Written exercise: How many lines in the records below hold the string "this"? Answer with the number alone.

Material for the task:

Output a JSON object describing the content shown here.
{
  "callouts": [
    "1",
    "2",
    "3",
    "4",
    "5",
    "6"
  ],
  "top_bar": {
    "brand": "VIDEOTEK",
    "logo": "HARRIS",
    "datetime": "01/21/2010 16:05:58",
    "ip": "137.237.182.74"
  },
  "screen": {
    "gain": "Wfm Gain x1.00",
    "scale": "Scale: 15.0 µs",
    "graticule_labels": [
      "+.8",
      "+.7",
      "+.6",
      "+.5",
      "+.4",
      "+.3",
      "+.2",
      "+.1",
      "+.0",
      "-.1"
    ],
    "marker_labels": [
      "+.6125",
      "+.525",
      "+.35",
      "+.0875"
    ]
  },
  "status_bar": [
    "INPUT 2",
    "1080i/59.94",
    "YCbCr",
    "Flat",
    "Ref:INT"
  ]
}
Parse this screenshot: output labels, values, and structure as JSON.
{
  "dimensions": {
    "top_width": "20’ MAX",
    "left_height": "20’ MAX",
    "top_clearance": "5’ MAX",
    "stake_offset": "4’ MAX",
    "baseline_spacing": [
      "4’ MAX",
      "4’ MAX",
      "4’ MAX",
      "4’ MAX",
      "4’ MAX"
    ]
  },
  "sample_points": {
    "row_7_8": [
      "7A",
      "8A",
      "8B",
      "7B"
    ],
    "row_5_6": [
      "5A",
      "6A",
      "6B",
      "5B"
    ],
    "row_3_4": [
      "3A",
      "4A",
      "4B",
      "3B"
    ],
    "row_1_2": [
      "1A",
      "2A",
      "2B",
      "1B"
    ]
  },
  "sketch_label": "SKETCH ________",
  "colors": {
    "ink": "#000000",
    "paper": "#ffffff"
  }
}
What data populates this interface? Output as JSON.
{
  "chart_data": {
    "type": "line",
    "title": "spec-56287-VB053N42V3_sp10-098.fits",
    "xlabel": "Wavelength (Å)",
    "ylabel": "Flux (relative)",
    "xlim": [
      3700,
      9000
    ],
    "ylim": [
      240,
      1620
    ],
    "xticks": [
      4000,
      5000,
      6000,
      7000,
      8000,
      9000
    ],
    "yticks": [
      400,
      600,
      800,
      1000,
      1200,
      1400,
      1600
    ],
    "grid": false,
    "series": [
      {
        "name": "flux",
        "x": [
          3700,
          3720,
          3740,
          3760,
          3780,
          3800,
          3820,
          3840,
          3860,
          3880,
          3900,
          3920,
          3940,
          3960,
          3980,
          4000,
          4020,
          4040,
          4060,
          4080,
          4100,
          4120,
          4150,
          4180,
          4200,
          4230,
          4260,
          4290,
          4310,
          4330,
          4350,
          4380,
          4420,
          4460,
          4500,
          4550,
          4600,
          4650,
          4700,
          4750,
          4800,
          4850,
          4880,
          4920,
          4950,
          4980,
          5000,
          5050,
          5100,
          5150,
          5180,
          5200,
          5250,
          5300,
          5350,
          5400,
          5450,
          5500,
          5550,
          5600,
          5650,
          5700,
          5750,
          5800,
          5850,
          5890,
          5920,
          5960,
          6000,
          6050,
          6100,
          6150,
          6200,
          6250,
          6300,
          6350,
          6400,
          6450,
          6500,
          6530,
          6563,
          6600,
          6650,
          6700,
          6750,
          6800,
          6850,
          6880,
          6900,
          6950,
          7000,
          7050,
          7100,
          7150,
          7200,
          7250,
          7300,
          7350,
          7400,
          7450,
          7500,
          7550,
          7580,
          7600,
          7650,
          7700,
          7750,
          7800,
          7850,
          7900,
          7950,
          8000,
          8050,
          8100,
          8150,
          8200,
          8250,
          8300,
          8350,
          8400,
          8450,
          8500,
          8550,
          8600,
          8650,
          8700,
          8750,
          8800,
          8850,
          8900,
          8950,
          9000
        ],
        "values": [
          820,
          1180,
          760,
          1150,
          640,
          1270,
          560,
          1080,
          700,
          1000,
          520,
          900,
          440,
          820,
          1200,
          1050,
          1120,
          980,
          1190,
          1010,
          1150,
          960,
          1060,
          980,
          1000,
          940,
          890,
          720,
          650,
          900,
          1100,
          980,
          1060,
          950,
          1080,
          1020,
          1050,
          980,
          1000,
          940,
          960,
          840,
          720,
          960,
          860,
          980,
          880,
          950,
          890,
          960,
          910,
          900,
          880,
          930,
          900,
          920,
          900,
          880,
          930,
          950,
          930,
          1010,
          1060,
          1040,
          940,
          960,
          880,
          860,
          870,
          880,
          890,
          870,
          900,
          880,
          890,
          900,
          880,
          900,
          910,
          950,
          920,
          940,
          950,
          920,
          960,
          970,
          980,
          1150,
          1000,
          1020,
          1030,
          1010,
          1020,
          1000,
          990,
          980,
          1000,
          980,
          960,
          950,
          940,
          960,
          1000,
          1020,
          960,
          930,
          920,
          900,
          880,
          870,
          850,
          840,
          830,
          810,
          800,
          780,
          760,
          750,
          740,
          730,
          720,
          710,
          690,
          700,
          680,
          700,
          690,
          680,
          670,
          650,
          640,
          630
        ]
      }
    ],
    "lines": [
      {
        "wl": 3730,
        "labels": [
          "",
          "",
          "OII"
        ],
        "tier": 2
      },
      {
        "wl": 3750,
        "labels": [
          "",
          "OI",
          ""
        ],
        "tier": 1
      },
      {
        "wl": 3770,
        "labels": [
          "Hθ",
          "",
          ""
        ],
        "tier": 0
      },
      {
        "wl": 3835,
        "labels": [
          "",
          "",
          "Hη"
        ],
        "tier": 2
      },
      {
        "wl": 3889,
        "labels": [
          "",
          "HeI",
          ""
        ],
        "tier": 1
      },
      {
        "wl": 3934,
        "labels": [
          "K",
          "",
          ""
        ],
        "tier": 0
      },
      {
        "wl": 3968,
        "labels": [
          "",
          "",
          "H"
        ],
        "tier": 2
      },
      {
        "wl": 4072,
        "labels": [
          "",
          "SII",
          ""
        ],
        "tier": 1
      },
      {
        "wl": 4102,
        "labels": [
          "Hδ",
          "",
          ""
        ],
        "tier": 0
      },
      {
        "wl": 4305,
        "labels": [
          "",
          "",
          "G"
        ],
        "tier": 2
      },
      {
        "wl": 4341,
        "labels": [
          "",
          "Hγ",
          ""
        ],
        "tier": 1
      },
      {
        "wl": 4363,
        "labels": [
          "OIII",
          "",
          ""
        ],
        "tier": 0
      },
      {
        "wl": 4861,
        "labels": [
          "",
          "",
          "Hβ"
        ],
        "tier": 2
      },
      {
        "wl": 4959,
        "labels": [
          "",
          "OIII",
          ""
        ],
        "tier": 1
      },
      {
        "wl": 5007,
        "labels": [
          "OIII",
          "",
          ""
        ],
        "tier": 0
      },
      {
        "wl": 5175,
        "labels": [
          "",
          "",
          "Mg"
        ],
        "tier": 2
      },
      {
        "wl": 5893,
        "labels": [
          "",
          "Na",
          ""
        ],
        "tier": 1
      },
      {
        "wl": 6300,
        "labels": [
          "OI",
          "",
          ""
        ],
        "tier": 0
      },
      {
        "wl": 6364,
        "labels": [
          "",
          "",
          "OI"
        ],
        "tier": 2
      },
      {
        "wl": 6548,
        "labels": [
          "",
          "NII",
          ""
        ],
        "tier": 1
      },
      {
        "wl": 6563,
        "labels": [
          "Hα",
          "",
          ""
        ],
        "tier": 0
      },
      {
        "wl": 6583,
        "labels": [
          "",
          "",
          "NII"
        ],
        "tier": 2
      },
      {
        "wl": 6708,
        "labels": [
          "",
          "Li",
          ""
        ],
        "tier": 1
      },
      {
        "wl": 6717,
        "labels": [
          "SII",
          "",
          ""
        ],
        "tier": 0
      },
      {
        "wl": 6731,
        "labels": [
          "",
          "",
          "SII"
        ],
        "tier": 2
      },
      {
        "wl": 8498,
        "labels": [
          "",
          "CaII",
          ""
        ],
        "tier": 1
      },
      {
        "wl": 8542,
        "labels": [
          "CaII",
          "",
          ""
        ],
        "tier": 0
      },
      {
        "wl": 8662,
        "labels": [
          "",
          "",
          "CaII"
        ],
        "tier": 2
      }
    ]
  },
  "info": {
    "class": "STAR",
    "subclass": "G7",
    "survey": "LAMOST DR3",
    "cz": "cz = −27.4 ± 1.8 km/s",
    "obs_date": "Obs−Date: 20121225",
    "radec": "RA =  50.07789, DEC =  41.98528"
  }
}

The completed task: 2